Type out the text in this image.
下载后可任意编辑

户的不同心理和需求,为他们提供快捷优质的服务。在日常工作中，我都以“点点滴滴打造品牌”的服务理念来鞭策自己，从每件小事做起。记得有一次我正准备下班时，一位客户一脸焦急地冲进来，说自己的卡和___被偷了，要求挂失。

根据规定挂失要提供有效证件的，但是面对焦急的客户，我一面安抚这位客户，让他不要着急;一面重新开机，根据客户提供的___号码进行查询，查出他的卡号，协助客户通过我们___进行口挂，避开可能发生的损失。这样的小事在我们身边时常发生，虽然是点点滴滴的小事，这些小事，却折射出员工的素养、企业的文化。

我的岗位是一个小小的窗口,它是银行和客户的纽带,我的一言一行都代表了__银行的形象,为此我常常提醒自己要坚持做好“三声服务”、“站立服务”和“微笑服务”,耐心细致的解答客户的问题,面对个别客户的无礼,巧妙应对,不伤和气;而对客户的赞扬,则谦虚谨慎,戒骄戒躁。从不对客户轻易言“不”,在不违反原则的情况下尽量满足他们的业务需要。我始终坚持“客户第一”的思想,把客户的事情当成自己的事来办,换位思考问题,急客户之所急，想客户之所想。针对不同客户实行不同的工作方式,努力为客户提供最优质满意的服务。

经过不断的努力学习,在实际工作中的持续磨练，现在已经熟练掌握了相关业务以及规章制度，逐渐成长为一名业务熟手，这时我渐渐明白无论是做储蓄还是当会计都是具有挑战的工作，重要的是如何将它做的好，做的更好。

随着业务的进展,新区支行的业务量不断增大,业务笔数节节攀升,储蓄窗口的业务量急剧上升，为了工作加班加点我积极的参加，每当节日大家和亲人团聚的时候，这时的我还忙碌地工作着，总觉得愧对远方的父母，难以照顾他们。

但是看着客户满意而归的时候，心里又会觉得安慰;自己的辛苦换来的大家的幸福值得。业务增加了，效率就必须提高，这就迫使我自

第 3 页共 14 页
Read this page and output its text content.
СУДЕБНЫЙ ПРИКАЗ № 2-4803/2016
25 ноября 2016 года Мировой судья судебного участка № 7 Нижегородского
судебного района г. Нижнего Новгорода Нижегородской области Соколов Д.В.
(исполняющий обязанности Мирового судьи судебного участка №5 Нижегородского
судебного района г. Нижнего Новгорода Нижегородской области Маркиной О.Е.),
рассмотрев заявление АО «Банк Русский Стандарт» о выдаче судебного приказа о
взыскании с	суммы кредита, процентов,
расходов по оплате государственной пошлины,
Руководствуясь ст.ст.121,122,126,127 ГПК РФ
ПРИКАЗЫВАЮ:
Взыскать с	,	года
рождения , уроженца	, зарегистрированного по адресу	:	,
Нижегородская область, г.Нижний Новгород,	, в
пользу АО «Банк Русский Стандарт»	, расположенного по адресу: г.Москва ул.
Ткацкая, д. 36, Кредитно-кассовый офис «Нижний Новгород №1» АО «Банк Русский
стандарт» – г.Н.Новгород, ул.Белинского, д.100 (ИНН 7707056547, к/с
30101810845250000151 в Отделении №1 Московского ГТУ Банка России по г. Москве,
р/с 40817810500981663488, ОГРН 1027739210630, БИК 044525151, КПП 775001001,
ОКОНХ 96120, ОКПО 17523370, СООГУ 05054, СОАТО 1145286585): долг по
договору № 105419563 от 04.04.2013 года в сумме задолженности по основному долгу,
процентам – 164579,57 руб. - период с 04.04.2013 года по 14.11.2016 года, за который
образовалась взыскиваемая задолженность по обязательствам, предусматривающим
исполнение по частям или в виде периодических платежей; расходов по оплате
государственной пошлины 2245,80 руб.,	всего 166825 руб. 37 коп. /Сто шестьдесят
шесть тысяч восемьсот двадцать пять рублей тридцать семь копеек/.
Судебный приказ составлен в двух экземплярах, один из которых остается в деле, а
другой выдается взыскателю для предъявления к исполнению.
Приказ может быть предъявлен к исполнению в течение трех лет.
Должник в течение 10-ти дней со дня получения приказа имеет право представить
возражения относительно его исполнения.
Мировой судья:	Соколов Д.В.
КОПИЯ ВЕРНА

——————

TASK STATEMENT = Copy all of the material word for word.

THE RESPONSE =
Type out the text in this image.
下载后可任意编辑

户的不同心理和需求,为他们提供快捷优质的服务。在日常工作中，我都以“点点滴滴打造品牌”的服务理念来鞭策自己，从每件小事做起。记得有一次我正准备下班时，一位客户一脸焦急地冲进来，说自己的卡和___被偷了，要求挂失。

根据规定挂失要提供有效证件的，但是面对焦急的客户，我一面安抚这位客户，让他不要着急;一面重新开机，根据客户提供的___号码进行查询，查出他的卡号，协助客户通过我们___进行口挂，避开可能发生的损失。这样的小事在我们身边时常发生，虽然是点点滴滴的小事，这些小事，却折射出员工的素养、企业的文化。

我的岗位是一个小小的窗口,它是银行和客户的纽带,我的一言一行都代表了__银行的形象,为此我常常提醒自己要坚持做好“三声服务”、“站立服务”和“微笑服务”,耐心细致的解答客户的问题,面对个别客户的无礼,巧妙应对,不伤和气;而对客户的赞扬,则谦虚谨慎,戒骄戒躁。从不对客户轻易言“不”,在不违反原则的情况下尽量满足他们的业务需要。我始终坚持“客户第一”的思想,把客户的事情当成自己的事来办,换位思考问题,急客户之所急，想客户之所想。针对不同客户实行不同的工作方式,努力为客户提供最优质满意的服务。

经过不断的努力学习,在实际工作中的持续磨练，现在已经熟练掌握了相关业务以及规章制度，逐渐成长为一名业务熟手，这时我渐渐明白无论是做储蓄还是当会计都是具有挑战的工作，重要的是如何将它做的好，做的更好。

随着业务的进展,新区支行的业务量不断增大,业务笔数节节攀升,储蓄窗口的业务量急剧上升，为了工作加班加点我积极的参加，每当节日大家和亲人团聚的时候，这时的我还忙碌地工作着，总觉得愧对远方的父母，难以照顾他们。

但是看着客户满意而归的时候，心里又会觉得安慰;自己的辛苦换来的大家的幸福值得。业务增加了，效率就必须提高，这就迫使我自

第 3 页共 14 页
Read this page and output its text content.
СУДЕБНЫЙ ПРИКАЗ № 2-4803/2016
25 ноября 2016 года Мировой судья судебного участка № 7 Нижегородского
судебного района г. Нижнего Новгорода Нижегородской области Соколов Д.В.
(исполняющий обязанности Мирового судьи судебного участка №5 Нижегородского
судебного района г. Нижнего Новгорода Нижегородской области Маркиной О.Е.),
рассмотрев заявление АО «Банк Русский Стандарт» о выдаче судебного приказа о
взыскании с	суммы кредита, процентов,
расходов по оплате государственной пошлины,
Руководствуясь ст.ст.121,122,126,127 ГПК РФ
ПРИКАЗЫВАЮ:
Взыскать с	,	года
рождения , уроженца	, зарегистрированного по адресу	:	,
Нижегородская область, г.Нижний Новгород,	, в
пользу АО «Банк Русский Стандарт»	, расположенного по адресу: г.Москва ул.
Ткацкая, д. 36, Кредитно-кассовый офис «Нижний Новгород №1» АО «Банк Русский
стандарт» – г.Н.Новгород, ул.Белинского, д.100 (ИНН 7707056547, к/с
30101810845250000151 в Отделении №1 Московского ГТУ Банка России по г. Москве,
р/с 40817810500981663488, ОГРН 1027739210630, БИК 044525151, КПП 775001001,
ОКОНХ 96120, ОКПО 17523370, СООГУ 05054, СОАТО 1145286585): долг по
договору № 105419563 от 04.04.2013 года в сумме задолженности по основному долгу,
процентам – 164579,57 руб. - период с 04.04.2013 года по 14.11.2016 года, за который
образовалась взыскиваемая задолженность по обязательствам, предусматривающим
исполнение по частям или в виде периодических платежей; расходов по оплате
государственной пошлины 2245,80 руб.,	всего 166825 руб. 37 коп. /Сто шестьдесят
шесть тысяч восемьсот двадцать пять рублей тридцать семь копеек/.
Судебный приказ составлен в двух экземплярах, один из которых остается в деле, а
другой выдается взыскателю для предъявления к исполнению.
Приказ может быть предъявлен к исполнению в течение трех лет.
Должник в течение 10-ти дней со дня получения приказа имеет право представить
возражения относительно его исполнения.
Мировой судья:	Соколов Д.В.
КОПИЯ ВЕРНА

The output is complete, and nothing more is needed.